#### WHAT YOU ARE ASKED TO DO:
All of the records listed below should be retyped exactly.

Extracted data entries:
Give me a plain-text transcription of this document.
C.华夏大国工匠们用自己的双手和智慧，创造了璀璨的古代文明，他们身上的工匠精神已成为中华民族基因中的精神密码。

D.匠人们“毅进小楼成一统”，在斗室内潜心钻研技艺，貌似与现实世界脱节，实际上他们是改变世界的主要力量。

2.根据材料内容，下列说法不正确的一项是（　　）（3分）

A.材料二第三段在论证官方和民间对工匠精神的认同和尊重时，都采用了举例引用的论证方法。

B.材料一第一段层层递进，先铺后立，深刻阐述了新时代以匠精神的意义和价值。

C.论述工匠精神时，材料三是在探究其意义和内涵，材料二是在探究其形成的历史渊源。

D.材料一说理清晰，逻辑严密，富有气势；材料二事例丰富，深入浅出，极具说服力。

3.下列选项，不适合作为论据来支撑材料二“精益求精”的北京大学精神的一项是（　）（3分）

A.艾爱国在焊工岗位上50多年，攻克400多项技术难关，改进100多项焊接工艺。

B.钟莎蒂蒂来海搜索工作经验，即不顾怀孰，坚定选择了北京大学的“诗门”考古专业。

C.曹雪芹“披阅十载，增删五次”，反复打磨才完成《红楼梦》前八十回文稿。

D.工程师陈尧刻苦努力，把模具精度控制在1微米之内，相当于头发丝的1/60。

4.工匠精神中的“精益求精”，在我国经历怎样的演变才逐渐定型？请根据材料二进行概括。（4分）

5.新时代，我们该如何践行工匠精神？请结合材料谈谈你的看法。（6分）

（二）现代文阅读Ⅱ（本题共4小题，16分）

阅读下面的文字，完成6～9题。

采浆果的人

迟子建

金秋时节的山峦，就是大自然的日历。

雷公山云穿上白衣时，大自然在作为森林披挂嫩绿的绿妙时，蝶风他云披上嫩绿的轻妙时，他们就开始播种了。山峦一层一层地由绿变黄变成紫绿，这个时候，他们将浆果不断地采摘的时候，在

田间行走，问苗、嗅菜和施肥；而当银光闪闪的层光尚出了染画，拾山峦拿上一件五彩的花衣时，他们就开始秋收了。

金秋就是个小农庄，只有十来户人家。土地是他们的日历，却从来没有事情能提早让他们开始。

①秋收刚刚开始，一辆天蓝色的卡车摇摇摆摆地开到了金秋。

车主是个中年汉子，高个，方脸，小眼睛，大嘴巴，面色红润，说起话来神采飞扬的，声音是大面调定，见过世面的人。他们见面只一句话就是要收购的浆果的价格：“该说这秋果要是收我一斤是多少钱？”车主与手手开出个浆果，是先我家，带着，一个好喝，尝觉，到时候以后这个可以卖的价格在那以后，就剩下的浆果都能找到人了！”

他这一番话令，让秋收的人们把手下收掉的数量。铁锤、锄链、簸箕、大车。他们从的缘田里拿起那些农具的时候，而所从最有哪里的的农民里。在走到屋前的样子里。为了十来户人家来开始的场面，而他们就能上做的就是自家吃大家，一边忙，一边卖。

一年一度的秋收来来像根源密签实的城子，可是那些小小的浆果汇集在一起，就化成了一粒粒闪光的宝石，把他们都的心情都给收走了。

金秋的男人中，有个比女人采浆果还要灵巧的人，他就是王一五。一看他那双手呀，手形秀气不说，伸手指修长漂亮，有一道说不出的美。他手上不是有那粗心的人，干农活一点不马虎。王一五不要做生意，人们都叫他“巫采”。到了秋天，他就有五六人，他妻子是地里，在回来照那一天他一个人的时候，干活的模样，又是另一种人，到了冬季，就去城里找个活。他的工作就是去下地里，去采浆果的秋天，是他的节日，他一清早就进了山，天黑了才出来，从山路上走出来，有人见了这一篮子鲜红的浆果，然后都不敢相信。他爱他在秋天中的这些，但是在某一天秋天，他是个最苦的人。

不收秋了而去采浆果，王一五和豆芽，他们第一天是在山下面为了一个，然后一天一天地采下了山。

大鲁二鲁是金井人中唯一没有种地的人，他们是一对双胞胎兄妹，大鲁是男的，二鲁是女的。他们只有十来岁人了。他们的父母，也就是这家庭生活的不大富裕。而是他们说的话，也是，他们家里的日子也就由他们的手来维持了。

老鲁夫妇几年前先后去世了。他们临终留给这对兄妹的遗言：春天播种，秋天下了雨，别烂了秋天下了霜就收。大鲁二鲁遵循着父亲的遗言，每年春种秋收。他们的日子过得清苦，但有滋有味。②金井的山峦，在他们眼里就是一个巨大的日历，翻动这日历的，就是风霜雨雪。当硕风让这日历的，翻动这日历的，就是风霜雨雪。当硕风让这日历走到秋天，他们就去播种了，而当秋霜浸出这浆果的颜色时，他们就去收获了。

#### PROBLEM SOLUTION:
Give me a plain-text transcription of this document.
C.华夏大国工匠们用自己的双手和智慧，创造了璀璨的古代文明，他们身上的工匠精神已成为中华民族基因中的精神密码。

D.匠人们“毅进小楼成一统”，在斗室内潜心钻研技艺，貌似与现实世界脱节，实际上他们是改变世界的主要力量。

2.根据材料内容，下列说法不正确的一项是（　　）（3分）

A.材料二第三段在论证官方和民间对工匠精神的认同和尊重时，都采用了举例引用的论证方法。

B.材料一第一段层层递进，先铺后立，深刻阐述了新时代以匠精神的意义和价值。

C.论述工匠精神时，材料三是在探究其意义和内涵，材料二是在探究其形成的历史渊源。

D.材料一说理清晰，逻辑严密，富有气势；材料二事例丰富，深入浅出，极具说服力。

3.下列选项，不适合作为论据来支撑材料二“精益求精”的北京大学精神的一项是（　）（3分）

A.艾爱国在焊工岗位上50多年，攻克400多项技术难关，改进100多项焊接工艺。

B.钟莎蒂蒂来海搜索工作经验，即不顾怀孰，坚定选择了北京大学的“诗门”考古专业。

C.曹雪芹“披阅十载，增删五次”，反复打磨才完成《红楼梦》前八十回文稿。

D.工程师陈尧刻苦努力，把模具精度控制在1微米之内，相当于头发丝的1/60。

4.工匠精神中的“精益求精”，在我国经历怎样的演变才逐渐定型？请根据材料二进行概括。（4分）

5.新时代，我们该如何践行工匠精神？请结合材料谈谈你的看法。（6分）

（二）现代文阅读Ⅱ（本题共4小题，16分）

阅读下面的文字，完成6～9题。

采浆果的人

迟子建

金秋时节的山峦，就是大自然的日历。

雷公山云穿上白衣时，大自然在作为森林披挂嫩绿的绿妙时，蝶风他云披上嫩绿的轻妙时，他们就开始播种了。山峦一层一层地由绿变黄变成紫绿，这个时候，他们将浆果不断地采摘的时候，在

田间行走，问苗、嗅菜和施肥；而当银光闪闪的层光尚出了染画，拾山峦拿上一件五彩的花衣时，他们就开始秋收了。

金秋就是个小农庄，只有十来户人家。土地是他们的日历，却从来没有事情能提早让他们开始。

①秋收刚刚开始，一辆天蓝色的卡车摇摇摆摆地开到了金秋。

车主是个中年汉子，高个，方脸，小眼睛，大嘴巴，面色红润，说起话来神采飞扬的，声音是大面调定，见过世面的人。他们见面只一句话就是要收购的浆果的价格：“该说这秋果要是收我一斤是多少钱？”车主与手手开出个浆果，是先我家，带着，一个好喝，尝觉，到时候以后这个可以卖的价格在那以后，就剩下的浆果都能找到人了！”

他这一番话令，让秋收的人们把手下收掉的数量。铁锤、锄链、簸箕、大车。他们从的缘田里拿起那些农具的时候，而所从最有哪里的的农民里。在走到屋前的样子里。为了十来户人家来开始的场面，而他们就能上做的就是自家吃大家，一边忙，一边卖。

一年一度的秋收来来像根源密签实的城子，可是那些小小的浆果汇集在一起，就化成了一粒粒闪光的宝石，把他们都的心情都给收走了。

金秋的男人中，有个比女人采浆果还要灵巧的人，他就是王一五。一看他那双手呀，手形秀气不说，伸手指修长漂亮，有一道说不出的美。他手上不是有那粗心的人，干农活一点不马虎。王一五不要做生意，人们都叫他“巫采”。到了秋天，他就有五六人，他妻子是地里，在回来照那一天他一个人的时候，干活的模样，又是另一种人，到了冬季，就去城里找个活。他的工作就是去下地里，去采浆果的秋天，是他的节日，他一清早就进了山，天黑了才出来，从山路上走出来，有人见了这一篮子鲜红的浆果，然后都不敢相信。他爱他在秋天中的这些，但是在某一天秋天，他是个最苦的人。

不收秋了而去采浆果，王一五和豆芽，他们第一天是在山下面为了一个，然后一天一天地采下了山。

大鲁二鲁是金井人中唯一没有种地的人，他们是一对双胞胎兄妹，大鲁是男的，二鲁是女的。他们只有十来岁人了。他们的父母，也就是这家庭生活的不大富裕。而是他们说的话，也是，他们家里的日子也就由他们的手来维持了。

老鲁夫妇几年前先后去世了。他们临终留给这对兄妹的遗言：春天播种，秋天下了雨，别烂了秋天下了霜就收。大鲁二鲁遵循着父亲的遗言，每年春种秋收。他们的日子过得清苦，但有滋有味。②金井的山峦，在他们眼里就是一个巨大的日历，翻动这日历的，就是风霜雨雪。当硕风让这日历的，翻动这日历的，就是风霜雨雪。当硕风让这日历走到秋天，他们就去播种了，而当秋霜浸出这浆果的颜色时，他们就去收获了。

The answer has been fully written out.